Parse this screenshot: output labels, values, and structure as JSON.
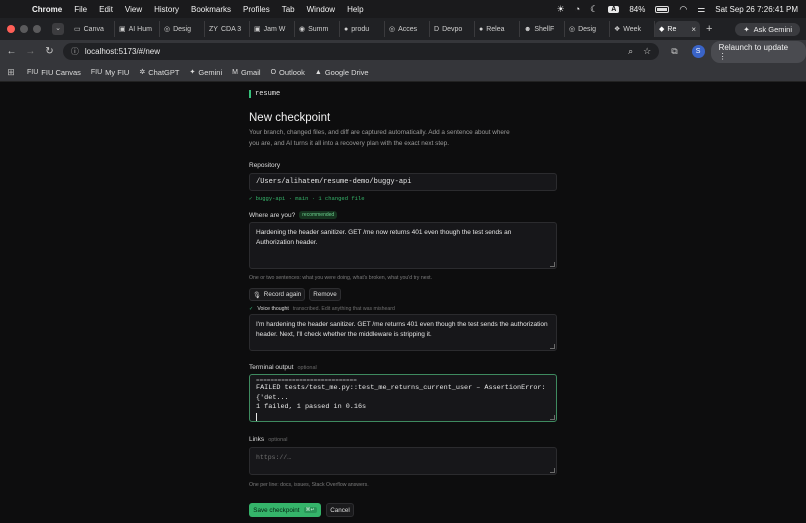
{
  "menubar": {
    "items": [
      "Chrome",
      "File",
      "Edit",
      "View",
      "History",
      "Bookmarks",
      "Profiles",
      "Tab",
      "Window",
      "Help"
    ],
    "battery": "84%",
    "input_badge": "A",
    "clock": "Sat Sep 26  7:26:41 PM"
  },
  "tabs": [
    {
      "icon": "▭",
      "label": "Canva"
    },
    {
      "icon": "▣",
      "label": "AI Hum"
    },
    {
      "icon": "◎",
      "label": "Desig"
    },
    {
      "icon": "ZY",
      "label": "CDA 3"
    },
    {
      "icon": "▣",
      "label": "Jam W"
    },
    {
      "icon": "◉",
      "label": "Summ"
    },
    {
      "icon": "●",
      "label": "produ"
    },
    {
      "icon": "◎",
      "label": "Acces"
    },
    {
      "icon": "D",
      "label": "Devpo"
    },
    {
      "icon": "●",
      "label": "Relea"
    },
    {
      "icon": "☻",
      "label": "ShellF"
    },
    {
      "icon": "◎",
      "label": "Desig"
    },
    {
      "icon": "❖",
      "label": "Week"
    },
    {
      "icon": "◆",
      "label": "Re"
    }
  ],
  "ask_gemini": "Ask Gemini",
  "address": {
    "url": "localhost:5173/#/new",
    "avatar_letter": "S",
    "relaunch": "Relaunch to update"
  },
  "bookmarks": [
    {
      "icon": "FIU",
      "label": "FIU Canvas"
    },
    {
      "icon": "FIU",
      "label": "My FIU"
    },
    {
      "icon": "✲",
      "label": "ChatGPT"
    },
    {
      "icon": "✦",
      "label": "Gemini"
    },
    {
      "icon": "M",
      "label": "Gmail"
    },
    {
      "icon": "O",
      "label": "Outlook"
    },
    {
      "icon": "▲",
      "label": "Google Drive"
    }
  ],
  "page": {
    "brand": "resume",
    "title": "New checkpoint",
    "intro": "Your branch, changed files, and diff are captured automatically. Add a sentence about where you are, and AI turns it all into a recovery plan with the exact next step.",
    "repo_label": "Repository",
    "repo_path": "/Users/alihatem/resume-demo/buggy-api",
    "repo_status": "✓ buggy-api · main · 1 changed file",
    "where_label": "Where are you?",
    "where_badge": "recommended",
    "where_value": "Hardening the header sanitizer. GET /me now returns 401 even though the test sends an Authorization header.",
    "where_hint": "One or two sentences: what you were doing, what's broken, what you'd try next.",
    "record_again": "Record again",
    "remove": "Remove",
    "voice_title": "Voice thought",
    "voice_sub": "transcribed. Edit anything that was misheard",
    "voice_value": "I'm hardening the header sanitizer. GET /me returns 401 even though the test sends the authorization header. Next, I'll check whether the middleware is stripping it.",
    "terminal_label": "Terminal output",
    "terminal_optional": "optional",
    "terminal_cut": "============================",
    "terminal_line1": "FAILED tests/test_me.py::test_me_returns_current_user – AssertionError:",
    "terminal_line2": "{'det...",
    "terminal_line3": "1 failed, 1 passed in 0.16s",
    "links_label": "Links",
    "links_optional": "optional",
    "links_placeholder": "https://…",
    "links_hint": "One per line: docs, issues, Stack Overflow answers.",
    "save": "Save checkpoint",
    "save_kbd": "⌘↵",
    "cancel": "Cancel"
  },
  "colors": {
    "accent": "#35b46a",
    "background": "#0d0d0e",
    "field": "#17171a"
  }
}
# # #
SET EXERCISE: Quote all the records verbatim, dropping any pictures from your copy.

EXERCISE SOLUTION:
Parse this screenshot: output labels, values, and structure as JSON.
{
  "menubar": {
    "items": [
      "Chrome",
      "File",
      "Edit",
      "View",
      "History",
      "Bookmarks",
      "Profiles",
      "Tab",
      "Window",
      "Help"
    ],
    "battery": "84%",
    "input_badge": "A",
    "clock": "Sat Sep 26  7:26:41 PM"
  },
  "tabs": [
    {
      "icon": "▭",
      "label": "Canva"
    },
    {
      "icon": "▣",
      "label": "AI Hum"
    },
    {
      "icon": "◎",
      "label": "Desig"
    },
    {
      "icon": "ZY",
      "label": "CDA 3"
    },
    {
      "icon": "▣",
      "label": "Jam W"
    },
    {
      "icon": "◉",
      "label": "Summ"
    },
    {
      "icon": "●",
      "label": "produ"
    },
    {
      "icon": "◎",
      "label": "Acces"
    },
    {
      "icon": "D",
      "label": "Devpo"
    },
    {
      "icon": "●",
      "label": "Relea"
    },
    {
      "icon": "☻",
      "label": "ShellF"
    },
    {
      "icon": "◎",
      "label": "Desig"
    },
    {
      "icon": "❖",
      "label": "Week"
    },
    {
      "icon": "◆",
      "label": "Re"
    }
  ],
  "ask_gemini": "Ask Gemini",
  "address": {
    "url": "localhost:5173/#/new",
    "avatar_letter": "S",
    "relaunch": "Relaunch to update"
  },
  "bookmarks": [
    {
      "icon": "FIU",
      "label": "FIU Canvas"
    },
    {
      "icon": "FIU",
      "label": "My FIU"
    },
    {
      "icon": "✲",
      "label": "ChatGPT"
    },
    {
      "icon": "✦",
      "label": "Gemini"
    },
    {
      "icon": "M",
      "label": "Gmail"
    },
    {
      "icon": "O",
      "label": "Outlook"
    },
    {
      "icon": "▲",
      "label": "Google Drive"
    }
  ],
  "page": {
    "brand": "resume",
    "title": "New checkpoint",
    "intro": "Your branch, changed files, and diff are captured automatically. Add a sentence about where you are, and AI turns it all into a recovery plan with the exact next step.",
    "repo_label": "Repository",
    "repo_path": "/Users/alihatem/resume-demo/buggy-api",
    "repo_status": "✓ buggy-api · main · 1 changed file",
    "where_label": "Where are you?",
    "where_badge": "recommended",
    "where_value": "Hardening the header sanitizer. GET /me now returns 401 even though the test sends an Authorization header.",
    "where_hint": "One or two sentences: what you were doing, what's broken, what you'd try next.",
    "record_again": "Record again",
    "remove": "Remove",
    "voice_title": "Voice thought",
    "voice_sub": "transcribed. Edit anything that was misheard",
    "voice_value": "I'm hardening the header sanitizer. GET /me returns 401 even though the test sends the authorization header. Next, I'll check whether the middleware is stripping it.",
    "terminal_label": "Terminal output",
    "terminal_optional": "optional",
    "terminal_cut": "============================",
    "terminal_line1": "FAILED tests/test_me.py::test_me_returns_current_user – AssertionError:",
    "terminal_line2": "{'det...",
    "terminal_line3": "1 failed, 1 passed in 0.16s",
    "links_label": "Links",
    "links_optional": "optional",
    "links_placeholder": "https://…",
    "links_hint": "One per line: docs, issues, Stack Overflow answers.",
    "save": "Save checkpoint",
    "save_kbd": "⌘↵",
    "cancel": "Cancel"
  },
  "colors": {
    "accent": "#35b46a",
    "background": "#0d0d0e",
    "field": "#17171a"
  }
}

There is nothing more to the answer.